__PASSAGE PROVIDED__
----------
Then compare the pod's placement rules with node labels:

kubectl get pod <pod-name> -n <namespace> -o yaml
kubectl get nodes --show-labels
kubectl describe node <node-name>

If the event says a taint was not tolerated, either schedule the pod somewhere else or add a toleration only if that workload really belongs on those nodes. Do not blindly tolerate every taint. Taints often protect special nodes, GPU nodes, infrastructure nodes, or nodes under pressure.

Troubleshooting Pods in CrashLoopBackOff State

A CrashLoopBackOff state indicates an application-level problem. The container successfully started but then exited with an error, prompting Kubernetes to restart it repeatedly.

1. Application Errors

The most common cause is the application itself failing to start or encountering a fatal error shortly after starting.

Common Causes:

  • Missing Dependencies/Configuration: The application can't find critical configuration files, environment variables, or external services it relies on.
  • Incorrect Command/Arguments: The command or args specified in the container spec are incorrect or lead to an immediate exit.
  • Application Logic Errors: Bugs in the application code that cause it to crash on startup.

Diagnostic Steps:

  1. View Pod Logs: This is the most critical step. The logs will often show the exact error message that caused the application to crash.

    kubectl logs <pod-name> -n <namespace>
    

    If the Pod is repeatedly crashing, the logs might show the output from the most recent failed attempt. To see logs from a previous instance of a crashing container, use the -p (previous) flag:

    kubectl logs <pod-name> -p -n <namespace>
    
  2. Describe the Pod: Look for Restart Count in the Containers section, which indicates how many times the container has crashed. Also, check Last State for Exit Code.

    kubectl describe pod <pod-name> -n <namespace>
    

    An exit code of 0 usually means a graceful shutdown, but any non-zero exit code signifies an error. Common non-zero exit codes include 1 (general error), 137 (SIGKILL, often OOMKilled), 139 (SIGSEGV, segmentation fault).

Solution:

  • Review Application Logs: Based on the logs, debug your application code or configuration. Ensure all required environment variables, ConfigMaps, and Secrets are correctly mounted/injected.
  • Test Locally: Try running the container image locally with the same environment variables and commands to reproduce and debug the issue.
----------
__EXCERPTED RECORDS__
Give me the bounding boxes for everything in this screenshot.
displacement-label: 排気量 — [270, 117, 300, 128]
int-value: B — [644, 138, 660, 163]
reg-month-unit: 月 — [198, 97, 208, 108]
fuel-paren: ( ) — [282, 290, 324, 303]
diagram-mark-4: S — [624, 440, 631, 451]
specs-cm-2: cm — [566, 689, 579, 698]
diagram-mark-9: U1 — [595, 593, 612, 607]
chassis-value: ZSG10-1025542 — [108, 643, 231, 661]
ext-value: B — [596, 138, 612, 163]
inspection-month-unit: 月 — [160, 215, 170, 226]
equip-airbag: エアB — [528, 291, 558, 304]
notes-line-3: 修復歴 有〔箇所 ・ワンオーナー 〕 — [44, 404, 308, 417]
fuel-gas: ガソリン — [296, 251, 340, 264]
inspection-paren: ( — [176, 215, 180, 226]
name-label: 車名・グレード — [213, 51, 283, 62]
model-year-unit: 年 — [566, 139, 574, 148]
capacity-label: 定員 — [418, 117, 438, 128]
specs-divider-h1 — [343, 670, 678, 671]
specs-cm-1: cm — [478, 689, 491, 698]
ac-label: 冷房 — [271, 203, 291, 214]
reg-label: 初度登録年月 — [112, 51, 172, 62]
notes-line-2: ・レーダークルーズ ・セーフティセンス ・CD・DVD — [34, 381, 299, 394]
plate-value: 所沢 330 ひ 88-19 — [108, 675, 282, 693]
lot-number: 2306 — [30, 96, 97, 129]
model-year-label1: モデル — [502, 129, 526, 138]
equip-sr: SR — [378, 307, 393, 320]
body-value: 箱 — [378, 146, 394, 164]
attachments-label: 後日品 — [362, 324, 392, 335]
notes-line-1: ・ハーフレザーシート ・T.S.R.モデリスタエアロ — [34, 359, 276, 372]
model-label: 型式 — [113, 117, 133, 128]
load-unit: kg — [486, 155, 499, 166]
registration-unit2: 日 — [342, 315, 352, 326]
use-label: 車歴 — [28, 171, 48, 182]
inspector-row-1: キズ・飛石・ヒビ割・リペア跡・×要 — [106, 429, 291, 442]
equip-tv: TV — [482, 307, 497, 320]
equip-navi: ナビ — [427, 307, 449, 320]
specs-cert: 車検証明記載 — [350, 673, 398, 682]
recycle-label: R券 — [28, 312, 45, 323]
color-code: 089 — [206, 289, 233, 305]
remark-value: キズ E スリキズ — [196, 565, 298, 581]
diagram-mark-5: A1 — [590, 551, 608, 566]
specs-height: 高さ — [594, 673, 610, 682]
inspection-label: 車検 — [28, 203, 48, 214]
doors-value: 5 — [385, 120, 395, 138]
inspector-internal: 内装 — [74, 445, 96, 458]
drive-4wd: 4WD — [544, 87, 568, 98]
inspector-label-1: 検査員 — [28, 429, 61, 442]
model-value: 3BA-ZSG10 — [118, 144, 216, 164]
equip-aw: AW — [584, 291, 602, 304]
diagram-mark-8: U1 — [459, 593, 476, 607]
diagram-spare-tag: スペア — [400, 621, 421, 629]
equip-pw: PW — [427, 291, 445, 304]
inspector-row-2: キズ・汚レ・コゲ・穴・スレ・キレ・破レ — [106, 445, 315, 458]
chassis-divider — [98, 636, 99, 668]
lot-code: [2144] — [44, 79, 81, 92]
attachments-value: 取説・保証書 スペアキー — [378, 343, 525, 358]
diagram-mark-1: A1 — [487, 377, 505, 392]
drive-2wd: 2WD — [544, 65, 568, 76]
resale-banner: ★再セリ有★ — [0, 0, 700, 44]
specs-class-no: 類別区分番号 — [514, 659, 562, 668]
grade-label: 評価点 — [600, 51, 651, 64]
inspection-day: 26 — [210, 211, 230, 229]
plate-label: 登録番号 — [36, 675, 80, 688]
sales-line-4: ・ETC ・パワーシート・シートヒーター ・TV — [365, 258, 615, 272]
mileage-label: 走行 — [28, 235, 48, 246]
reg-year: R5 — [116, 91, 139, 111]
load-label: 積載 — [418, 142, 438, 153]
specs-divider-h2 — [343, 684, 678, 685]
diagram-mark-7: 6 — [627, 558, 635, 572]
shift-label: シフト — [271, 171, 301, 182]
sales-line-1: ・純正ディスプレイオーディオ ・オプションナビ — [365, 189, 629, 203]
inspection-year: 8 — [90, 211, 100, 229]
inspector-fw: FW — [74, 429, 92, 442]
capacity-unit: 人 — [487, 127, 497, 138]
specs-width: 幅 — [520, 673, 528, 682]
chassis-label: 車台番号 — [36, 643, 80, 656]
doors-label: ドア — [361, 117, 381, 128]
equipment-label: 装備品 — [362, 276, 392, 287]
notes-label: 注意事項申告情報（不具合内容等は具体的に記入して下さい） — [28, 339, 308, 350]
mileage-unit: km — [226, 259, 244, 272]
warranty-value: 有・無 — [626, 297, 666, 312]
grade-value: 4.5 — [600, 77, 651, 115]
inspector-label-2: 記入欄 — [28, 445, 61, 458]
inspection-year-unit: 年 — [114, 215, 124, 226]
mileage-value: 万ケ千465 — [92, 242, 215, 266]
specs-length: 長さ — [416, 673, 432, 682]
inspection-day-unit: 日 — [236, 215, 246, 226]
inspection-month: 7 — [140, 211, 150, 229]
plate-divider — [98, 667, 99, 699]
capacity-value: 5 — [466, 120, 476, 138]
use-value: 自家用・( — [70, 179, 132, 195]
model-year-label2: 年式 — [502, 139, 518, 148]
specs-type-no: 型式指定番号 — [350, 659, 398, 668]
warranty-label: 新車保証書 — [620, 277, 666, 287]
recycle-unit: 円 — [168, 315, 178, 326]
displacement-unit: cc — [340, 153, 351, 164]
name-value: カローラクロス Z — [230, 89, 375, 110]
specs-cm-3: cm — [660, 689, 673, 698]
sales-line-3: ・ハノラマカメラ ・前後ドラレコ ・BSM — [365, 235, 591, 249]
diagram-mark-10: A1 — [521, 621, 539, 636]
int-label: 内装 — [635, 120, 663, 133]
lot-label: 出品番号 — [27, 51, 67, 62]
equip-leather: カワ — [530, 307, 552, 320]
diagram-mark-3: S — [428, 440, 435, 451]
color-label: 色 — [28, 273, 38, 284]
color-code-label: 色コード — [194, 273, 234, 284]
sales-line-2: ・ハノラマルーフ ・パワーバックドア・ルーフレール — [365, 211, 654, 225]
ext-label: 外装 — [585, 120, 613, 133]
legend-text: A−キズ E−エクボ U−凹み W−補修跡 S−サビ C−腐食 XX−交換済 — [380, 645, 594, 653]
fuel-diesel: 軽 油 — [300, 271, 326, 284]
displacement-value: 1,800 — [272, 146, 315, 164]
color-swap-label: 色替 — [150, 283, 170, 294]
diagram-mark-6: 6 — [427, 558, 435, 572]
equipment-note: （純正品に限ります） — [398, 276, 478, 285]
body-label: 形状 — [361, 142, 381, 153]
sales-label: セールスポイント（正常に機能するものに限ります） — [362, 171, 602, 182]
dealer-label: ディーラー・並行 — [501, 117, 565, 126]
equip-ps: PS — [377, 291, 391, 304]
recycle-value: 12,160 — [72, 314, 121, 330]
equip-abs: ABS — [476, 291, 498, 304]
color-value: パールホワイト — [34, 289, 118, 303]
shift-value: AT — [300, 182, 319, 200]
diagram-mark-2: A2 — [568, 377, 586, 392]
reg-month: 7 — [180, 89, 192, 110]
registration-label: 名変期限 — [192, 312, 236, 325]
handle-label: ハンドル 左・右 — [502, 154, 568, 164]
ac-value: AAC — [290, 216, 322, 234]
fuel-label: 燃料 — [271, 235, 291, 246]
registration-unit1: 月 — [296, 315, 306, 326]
----------
__REQUIRED ACTION A__
For each statement marked (i), (ii) and (iii), say whether the troubleshooting text agrees, answering yes or no and quoting the words of the text that decide it.
(i) An exit code of 137 often points to a container that was OOMKilled.
(ii) The text recommends tolerating every taint so a pod can be scheduled.
(iii) In a CrashLoopBackOff state, the container never manages to start.
__REQUIRED ACTION B__
Answer these questions from the troubleshooting text:
(i) What does a CrashLoopBackOff state indicate?
(ii) Which diagnostic step is called the most critical?
(iii) Which flag shows logs from a previous instance of a crashing container?
__REQUIRED ACTION C__
Quote the troubleshooting text from "If the Pod is" to "(SIGSEGV, segmentation fault).".
The lines after the troubleshooting text are not used here.

__EXERCISE OUTPUT A__
(i) Yes: "137 (SIGKILL, often OOMKilled)"
(ii) No: "Do not blindly tolerate every taint."
(iii) No: "The container successfully started but then exited with an error"

__EXERCISE OUTPUT B__
(i) An application-level problem
(ii) Viewing the Pod logs
(iii) The -p (previous) flag

__EXERCISE OUTPUT C__
If the Pod is repeatedly crashing, the logs might show the output from the most recent failed attempt. To see logs from a previous instance of a crashing container, use the -p (previous) flag:

    kubectl logs <pod-name> -p -n <namespace>
    
  2. Describe the Pod: Look for Restart Count in the Containers section, which indicates how many times the container has crashed. Also, check Last State for Exit Code.

    kubectl describe pod <pod-name> -n <namespace>
    

    An exit code of 0 usually means a graceful shutdown, but any non-zero exit code signifies an error. Common non-zero exit codes include 1 (general error), 137 (SIGKILL, often OOMKilled), 139 (SIGSEGV, segmentation fault).